- [The task]:
Give the number of lines that contain the string "this", and nothing else.

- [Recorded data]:
** BEGIN **
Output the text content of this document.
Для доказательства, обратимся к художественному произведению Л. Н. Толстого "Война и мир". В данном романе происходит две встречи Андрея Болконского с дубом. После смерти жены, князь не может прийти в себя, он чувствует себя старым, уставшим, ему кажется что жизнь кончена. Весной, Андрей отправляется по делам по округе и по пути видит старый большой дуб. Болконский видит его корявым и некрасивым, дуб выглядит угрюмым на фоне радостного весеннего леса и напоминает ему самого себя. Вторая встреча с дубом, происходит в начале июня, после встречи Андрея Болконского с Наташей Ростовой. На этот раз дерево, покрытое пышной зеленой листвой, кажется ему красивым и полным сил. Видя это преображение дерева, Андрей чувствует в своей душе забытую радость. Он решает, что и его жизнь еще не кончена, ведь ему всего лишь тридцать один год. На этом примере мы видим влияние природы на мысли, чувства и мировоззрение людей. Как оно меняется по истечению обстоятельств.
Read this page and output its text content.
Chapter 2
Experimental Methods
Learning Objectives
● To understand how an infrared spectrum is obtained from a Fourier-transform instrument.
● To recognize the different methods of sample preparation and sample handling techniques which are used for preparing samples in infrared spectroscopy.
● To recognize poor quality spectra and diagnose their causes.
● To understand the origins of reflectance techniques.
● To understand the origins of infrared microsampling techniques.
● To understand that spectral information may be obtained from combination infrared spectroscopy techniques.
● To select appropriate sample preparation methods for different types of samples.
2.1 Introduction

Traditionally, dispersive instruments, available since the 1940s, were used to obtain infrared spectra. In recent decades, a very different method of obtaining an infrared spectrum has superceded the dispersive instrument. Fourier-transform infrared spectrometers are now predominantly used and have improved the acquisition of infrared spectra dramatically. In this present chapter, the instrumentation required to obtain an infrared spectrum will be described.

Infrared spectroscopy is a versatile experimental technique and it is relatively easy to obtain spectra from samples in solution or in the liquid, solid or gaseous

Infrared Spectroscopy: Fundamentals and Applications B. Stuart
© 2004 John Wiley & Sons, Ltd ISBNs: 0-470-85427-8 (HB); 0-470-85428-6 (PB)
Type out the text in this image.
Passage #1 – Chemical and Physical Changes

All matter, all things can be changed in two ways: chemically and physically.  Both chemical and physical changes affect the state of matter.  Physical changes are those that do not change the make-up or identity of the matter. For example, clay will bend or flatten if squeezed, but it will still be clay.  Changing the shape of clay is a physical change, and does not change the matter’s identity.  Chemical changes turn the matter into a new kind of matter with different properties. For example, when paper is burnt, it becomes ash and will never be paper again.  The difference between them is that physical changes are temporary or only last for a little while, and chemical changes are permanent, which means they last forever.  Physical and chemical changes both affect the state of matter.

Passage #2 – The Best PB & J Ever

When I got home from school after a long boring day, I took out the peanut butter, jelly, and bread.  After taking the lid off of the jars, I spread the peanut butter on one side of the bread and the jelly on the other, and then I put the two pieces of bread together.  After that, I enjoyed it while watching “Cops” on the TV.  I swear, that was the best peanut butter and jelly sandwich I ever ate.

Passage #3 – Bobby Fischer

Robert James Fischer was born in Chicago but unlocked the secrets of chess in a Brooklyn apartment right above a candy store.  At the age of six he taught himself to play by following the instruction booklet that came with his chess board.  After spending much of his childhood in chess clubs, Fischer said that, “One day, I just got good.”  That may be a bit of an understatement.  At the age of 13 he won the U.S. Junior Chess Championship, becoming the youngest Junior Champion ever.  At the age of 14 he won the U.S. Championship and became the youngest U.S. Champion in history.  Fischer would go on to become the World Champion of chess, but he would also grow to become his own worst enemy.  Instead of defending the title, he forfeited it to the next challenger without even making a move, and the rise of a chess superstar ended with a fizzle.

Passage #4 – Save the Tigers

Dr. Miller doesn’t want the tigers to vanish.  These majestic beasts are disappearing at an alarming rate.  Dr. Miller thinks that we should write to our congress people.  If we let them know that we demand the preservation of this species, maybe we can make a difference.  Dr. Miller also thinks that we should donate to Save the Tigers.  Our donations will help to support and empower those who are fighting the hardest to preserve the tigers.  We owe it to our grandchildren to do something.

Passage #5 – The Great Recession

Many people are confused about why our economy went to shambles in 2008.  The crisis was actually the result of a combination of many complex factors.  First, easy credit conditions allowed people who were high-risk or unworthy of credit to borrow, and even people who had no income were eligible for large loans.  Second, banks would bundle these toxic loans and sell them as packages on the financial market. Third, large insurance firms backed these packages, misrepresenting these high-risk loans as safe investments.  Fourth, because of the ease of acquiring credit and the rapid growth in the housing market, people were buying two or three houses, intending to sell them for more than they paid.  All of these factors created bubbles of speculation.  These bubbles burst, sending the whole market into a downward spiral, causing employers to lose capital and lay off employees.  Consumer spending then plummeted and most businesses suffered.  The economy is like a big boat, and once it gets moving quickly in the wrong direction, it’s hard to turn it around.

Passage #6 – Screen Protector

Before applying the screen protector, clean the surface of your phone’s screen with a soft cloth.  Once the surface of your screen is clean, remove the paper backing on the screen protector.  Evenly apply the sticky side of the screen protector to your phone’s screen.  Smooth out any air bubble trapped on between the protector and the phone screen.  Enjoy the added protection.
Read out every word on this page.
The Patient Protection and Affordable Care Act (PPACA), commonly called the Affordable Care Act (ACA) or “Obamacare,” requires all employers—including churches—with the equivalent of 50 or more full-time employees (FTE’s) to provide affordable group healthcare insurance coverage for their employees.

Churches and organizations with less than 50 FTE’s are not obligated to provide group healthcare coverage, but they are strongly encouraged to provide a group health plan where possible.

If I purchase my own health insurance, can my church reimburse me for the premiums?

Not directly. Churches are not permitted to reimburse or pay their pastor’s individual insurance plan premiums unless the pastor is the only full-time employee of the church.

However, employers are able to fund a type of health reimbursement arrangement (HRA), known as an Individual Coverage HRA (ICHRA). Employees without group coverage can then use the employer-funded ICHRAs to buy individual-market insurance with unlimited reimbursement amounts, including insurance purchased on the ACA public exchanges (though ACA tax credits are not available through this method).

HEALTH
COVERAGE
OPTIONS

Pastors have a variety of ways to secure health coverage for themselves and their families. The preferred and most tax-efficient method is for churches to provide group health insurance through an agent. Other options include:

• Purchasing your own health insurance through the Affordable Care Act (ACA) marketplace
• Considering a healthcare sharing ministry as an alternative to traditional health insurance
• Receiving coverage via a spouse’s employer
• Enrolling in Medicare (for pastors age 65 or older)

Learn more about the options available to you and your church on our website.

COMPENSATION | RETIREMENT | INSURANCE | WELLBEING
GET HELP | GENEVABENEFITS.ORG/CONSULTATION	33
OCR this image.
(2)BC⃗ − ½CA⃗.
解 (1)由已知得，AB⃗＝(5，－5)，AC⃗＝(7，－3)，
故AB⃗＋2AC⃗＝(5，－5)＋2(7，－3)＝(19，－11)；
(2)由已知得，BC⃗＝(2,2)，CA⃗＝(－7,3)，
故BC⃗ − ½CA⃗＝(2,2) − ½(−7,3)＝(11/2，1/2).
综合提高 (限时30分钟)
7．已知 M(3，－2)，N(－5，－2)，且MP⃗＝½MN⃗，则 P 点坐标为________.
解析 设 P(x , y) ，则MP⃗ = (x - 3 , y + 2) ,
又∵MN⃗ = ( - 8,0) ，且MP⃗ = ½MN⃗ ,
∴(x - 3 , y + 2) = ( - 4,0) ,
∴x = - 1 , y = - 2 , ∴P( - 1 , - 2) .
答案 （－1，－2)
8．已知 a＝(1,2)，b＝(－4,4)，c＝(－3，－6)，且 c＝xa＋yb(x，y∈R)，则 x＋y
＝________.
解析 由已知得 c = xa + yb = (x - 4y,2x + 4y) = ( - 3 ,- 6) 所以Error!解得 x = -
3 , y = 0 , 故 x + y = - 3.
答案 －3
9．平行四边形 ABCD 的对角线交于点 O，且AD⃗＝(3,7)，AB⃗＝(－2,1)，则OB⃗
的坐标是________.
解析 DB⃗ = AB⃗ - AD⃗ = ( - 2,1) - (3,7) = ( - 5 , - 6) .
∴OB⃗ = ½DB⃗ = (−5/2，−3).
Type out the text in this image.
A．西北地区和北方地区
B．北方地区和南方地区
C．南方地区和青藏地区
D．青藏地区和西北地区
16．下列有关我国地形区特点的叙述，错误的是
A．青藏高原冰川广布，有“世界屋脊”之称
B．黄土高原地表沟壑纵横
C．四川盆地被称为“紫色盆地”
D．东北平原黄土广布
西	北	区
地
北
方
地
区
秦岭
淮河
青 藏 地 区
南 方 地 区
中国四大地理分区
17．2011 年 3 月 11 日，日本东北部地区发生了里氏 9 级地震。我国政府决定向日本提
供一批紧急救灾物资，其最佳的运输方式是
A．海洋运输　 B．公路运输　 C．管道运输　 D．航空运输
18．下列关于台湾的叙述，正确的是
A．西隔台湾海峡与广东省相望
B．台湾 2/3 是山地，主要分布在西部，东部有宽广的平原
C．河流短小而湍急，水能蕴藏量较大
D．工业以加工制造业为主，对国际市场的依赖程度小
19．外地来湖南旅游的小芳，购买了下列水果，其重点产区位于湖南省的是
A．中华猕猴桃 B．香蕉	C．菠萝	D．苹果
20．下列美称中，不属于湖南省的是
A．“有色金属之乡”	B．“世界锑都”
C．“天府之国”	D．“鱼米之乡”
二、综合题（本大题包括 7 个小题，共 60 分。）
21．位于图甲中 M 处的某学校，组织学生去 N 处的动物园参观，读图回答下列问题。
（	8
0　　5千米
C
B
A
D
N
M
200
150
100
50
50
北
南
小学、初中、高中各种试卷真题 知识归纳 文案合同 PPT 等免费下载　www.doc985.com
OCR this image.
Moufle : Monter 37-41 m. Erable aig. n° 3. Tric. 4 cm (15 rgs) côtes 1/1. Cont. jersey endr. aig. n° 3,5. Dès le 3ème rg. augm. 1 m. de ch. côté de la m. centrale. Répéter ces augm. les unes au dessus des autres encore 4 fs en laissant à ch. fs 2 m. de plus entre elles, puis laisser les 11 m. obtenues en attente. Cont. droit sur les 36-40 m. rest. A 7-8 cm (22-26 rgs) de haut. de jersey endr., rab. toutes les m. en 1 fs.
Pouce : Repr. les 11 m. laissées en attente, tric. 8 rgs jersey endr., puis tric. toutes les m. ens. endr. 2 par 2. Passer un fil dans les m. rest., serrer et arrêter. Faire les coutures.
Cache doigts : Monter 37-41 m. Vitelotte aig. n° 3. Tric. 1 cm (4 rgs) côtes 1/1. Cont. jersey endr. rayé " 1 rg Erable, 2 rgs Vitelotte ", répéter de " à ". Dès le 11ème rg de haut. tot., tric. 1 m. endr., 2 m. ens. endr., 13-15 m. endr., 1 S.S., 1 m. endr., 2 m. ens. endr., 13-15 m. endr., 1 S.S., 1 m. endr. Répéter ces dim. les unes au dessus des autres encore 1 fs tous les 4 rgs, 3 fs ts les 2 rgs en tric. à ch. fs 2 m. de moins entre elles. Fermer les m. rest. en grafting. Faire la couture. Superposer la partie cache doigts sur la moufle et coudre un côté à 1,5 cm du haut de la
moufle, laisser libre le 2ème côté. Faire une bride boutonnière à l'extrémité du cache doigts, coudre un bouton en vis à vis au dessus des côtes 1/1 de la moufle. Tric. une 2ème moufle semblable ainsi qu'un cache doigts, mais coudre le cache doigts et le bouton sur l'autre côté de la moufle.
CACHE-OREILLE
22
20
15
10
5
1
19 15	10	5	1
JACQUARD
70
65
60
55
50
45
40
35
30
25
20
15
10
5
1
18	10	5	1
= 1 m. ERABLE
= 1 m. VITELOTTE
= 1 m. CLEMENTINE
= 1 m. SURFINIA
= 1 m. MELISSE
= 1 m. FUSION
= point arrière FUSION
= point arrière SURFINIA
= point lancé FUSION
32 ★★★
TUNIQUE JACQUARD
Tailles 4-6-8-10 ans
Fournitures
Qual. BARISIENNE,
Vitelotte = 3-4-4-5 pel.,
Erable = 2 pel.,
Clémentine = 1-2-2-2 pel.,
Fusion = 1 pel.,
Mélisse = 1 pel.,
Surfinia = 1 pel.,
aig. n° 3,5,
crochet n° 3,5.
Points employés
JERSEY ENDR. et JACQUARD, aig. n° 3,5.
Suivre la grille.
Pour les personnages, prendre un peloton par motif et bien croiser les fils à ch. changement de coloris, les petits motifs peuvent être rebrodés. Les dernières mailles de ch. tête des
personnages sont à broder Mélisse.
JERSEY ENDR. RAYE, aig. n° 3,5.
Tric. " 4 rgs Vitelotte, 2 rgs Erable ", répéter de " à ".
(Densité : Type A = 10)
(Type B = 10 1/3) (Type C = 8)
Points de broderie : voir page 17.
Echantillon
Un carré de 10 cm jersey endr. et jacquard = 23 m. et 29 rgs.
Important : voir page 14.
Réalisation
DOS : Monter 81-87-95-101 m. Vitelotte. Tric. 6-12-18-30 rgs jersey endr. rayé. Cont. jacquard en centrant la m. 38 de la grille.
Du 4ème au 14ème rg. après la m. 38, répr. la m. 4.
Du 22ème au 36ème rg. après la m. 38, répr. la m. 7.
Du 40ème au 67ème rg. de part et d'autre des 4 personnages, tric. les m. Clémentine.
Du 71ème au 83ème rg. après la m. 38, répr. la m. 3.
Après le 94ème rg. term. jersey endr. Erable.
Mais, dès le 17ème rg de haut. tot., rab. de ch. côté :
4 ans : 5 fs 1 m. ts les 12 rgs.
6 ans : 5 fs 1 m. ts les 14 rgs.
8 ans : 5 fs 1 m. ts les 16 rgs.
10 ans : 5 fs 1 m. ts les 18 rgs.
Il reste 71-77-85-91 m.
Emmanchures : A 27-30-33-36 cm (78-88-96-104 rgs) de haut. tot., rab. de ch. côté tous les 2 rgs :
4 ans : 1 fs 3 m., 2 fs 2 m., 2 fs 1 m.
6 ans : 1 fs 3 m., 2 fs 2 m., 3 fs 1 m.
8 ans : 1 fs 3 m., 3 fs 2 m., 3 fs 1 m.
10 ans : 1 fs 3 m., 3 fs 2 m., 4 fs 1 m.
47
** END **
- [Correct answer]:
10